▶ **Problem A**
Translate this sentence from the football picks post into Spanish: "Well another week down in the NFL, and I am as confused as ever."
▶ **Problem B**
Rewrite the football picks post from "WEEK 12: THANKS" to "Guy: 72-88 (8-8)", swapping "confused" for "puzzled".
▶ **Problem C**
Carry on the football picks post from where it stops.

BUCCANEERS @ STEELERS:
The Tampa Bay offense has been about as effective as the Bay of Pigs invasion. While Cadillac Williams is more like the Delorean of the NFL. Looked good for awhile than just kinda faded away. The Steelers title defense has been about as strong as Reagan's economic policy. Steelers win it 21-17.

SEAHAWKS @ BRONCOS:
The Broncos defense is quicker than a Kenyan running from the bulls in Pamplona. While the Seahawks are hoping their offense can click, faster than a gaggle of giggling, boy-crazy, high school cheerleaders. This game could be as epic as the Odyssey, my friends. Broncs buck the 'Hawks in a retro NFC West rivalry 23-17.

PANTHERS @ EAGLES:
Steve Smith is like Mikhail Baryshnikov, dancing around defenders after the catch. Not to mention he has the hands of Fred Biletnikoff. Across the way Andy Reid will be looking to devise a defensive scheme so complex, not even Stephen Hawking could grasp it. Panthers win it 27-23.

Thanks, you've been a wonderful audience, don't forget to get that special someone Murder at 1600 on DVD for Christmas!

Tuesday, November 21, 2006

WEEK 12: THANKS FOR KITNA (AND WALDORF)

Well another week down in the NFL, and I am as confused as ever. Well here are your updated standings with last week's results in parentheses:

MMQB: 74-86 (8-8)

Bitterness: 72-88 (6-10)
The Guy: 72-88 (8-8)


Yes that's right folks after being in the lead from the get go I have finally relinquished the lead, which means it is time for a change. For the first time ever here at "Bitterness" we will have a guest blogger. Now I will still make my picks and my guest blogger has graciously agreed to work them in to his break down of the games. Now our first ever guest blogger is a man who some may say, has lost it. Once brilliant is now just a hack. Well we here at "Bitterness" are willing to allow him a forum to show that he is still as brilliant as ever. So I give you the first ever "Bitterness" guest blogger, drum roll please....drrrrrrrrrrrrrrrrrrr.....Boomer himself, Chris Berman. Take it away Swami!



Thanks Will. Let's take a look at the Thanksgiving weekend in NFL:

DOLPHINS @ LIONS:
The Fish entah the Lions den on Thanksgiving Day, but it'll be the fish feasting on the cats at this dinner table. As the Phins look to keep Jon Kitna 'n' Caboodle from finding Mike "the sound and the" Furrey in the endzone with their secondary led by "ring" Yeremiah Bell. Fish squish the cats 23-14

BUCCANEERS @ COWBOYS: The Bucs enter into the Thanksgiving Day tradition in Big D. Can Tony Romo Arrogato Mr. Roboto continue to impress against a staunch Bucs D. And remember that Thanksgiving is a time to set aside your Shelton "Petty" Quarles and don't be Barrett Ruud at the dinner table, use your manners! And be nice to your Ryan Nece and other relatives. But it'll be the Bucs "O" that'll have it's work cut out for them. Mike "You're in good hands with" Alstott and the O-line need to open up some holes for Cadillac Williams, who's looked more like a Yugo than a cadillac out there. And they'll have to get by "a man named " Bradie James and Demarcus "Ready to" Ware. The 'Boys win the Turkey day roundup 27-17.

▶ **Material**
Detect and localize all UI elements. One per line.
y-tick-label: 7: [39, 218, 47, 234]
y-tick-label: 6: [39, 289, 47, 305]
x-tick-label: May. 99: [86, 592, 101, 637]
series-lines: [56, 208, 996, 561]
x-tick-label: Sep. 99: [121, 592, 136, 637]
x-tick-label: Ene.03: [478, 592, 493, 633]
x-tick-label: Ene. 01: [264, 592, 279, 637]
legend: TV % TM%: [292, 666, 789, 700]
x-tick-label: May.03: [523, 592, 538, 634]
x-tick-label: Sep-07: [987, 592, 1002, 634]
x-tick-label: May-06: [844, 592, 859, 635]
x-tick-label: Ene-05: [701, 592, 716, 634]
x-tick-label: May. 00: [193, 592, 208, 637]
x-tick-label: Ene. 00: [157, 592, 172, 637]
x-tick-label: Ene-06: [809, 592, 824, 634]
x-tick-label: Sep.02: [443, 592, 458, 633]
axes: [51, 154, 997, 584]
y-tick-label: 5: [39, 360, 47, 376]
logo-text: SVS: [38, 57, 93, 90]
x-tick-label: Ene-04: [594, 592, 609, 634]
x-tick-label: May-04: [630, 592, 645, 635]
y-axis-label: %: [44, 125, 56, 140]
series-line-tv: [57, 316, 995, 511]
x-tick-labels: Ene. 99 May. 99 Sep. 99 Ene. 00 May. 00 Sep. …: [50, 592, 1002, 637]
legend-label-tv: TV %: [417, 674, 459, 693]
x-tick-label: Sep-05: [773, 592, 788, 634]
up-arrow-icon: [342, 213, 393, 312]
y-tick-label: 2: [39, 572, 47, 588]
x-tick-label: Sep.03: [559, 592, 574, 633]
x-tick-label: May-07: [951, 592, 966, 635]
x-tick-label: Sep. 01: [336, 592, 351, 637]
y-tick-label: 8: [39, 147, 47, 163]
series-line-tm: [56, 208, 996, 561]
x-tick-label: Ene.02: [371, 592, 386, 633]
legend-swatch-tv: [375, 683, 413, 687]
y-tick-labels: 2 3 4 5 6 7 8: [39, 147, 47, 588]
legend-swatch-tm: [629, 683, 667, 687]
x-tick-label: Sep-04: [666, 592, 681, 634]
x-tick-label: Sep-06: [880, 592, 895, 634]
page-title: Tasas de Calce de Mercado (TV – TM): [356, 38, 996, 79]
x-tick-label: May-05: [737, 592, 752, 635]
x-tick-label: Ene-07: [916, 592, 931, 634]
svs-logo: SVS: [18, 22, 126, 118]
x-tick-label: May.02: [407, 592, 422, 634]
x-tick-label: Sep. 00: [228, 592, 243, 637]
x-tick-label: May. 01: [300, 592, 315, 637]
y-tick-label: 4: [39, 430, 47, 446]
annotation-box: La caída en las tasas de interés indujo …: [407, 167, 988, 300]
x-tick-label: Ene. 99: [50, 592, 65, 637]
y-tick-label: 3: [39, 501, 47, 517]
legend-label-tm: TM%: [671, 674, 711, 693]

▶ **Exercise result A**
Bueno, otra semana más en la NFL, y estoy tan confundido como siempre.

▶ **Exercise result B**
WEEK 12: THANKS FOR KITNA (AND WALDORF)

Well another week down in the NFL, and I am as puzzled as ever. Well here are your updated standings with last week's results in parentheses:

MMQB: 74-86 (8-8)

Bitterness: 72-88 (6-10)
The Guy: 72-88 (8-8)

▶ **Exercise result C**
BRONCOS @ CHIEFS:
For the first time ever it's a third Thanksgiving day game! In a big battle in the AFC West, the Chiefs look to keep their postseason hopes alive. With no Tony "Going, going, going" Gon-zalez the Chiefs will need another big effort from Lary "Don't call me grandmama" Johnson. With Gonzalez out they will also need some production from Jason "A-1 is how steak is" Dunn. But they're up against a tough "D" with Al Wilson pickett and Ian "Solid" Gold dancer leading the charge. They'll get some secondary support for John Lynch "Mob" coming up from the safety position. Broncos win at Arrowhead 13-10.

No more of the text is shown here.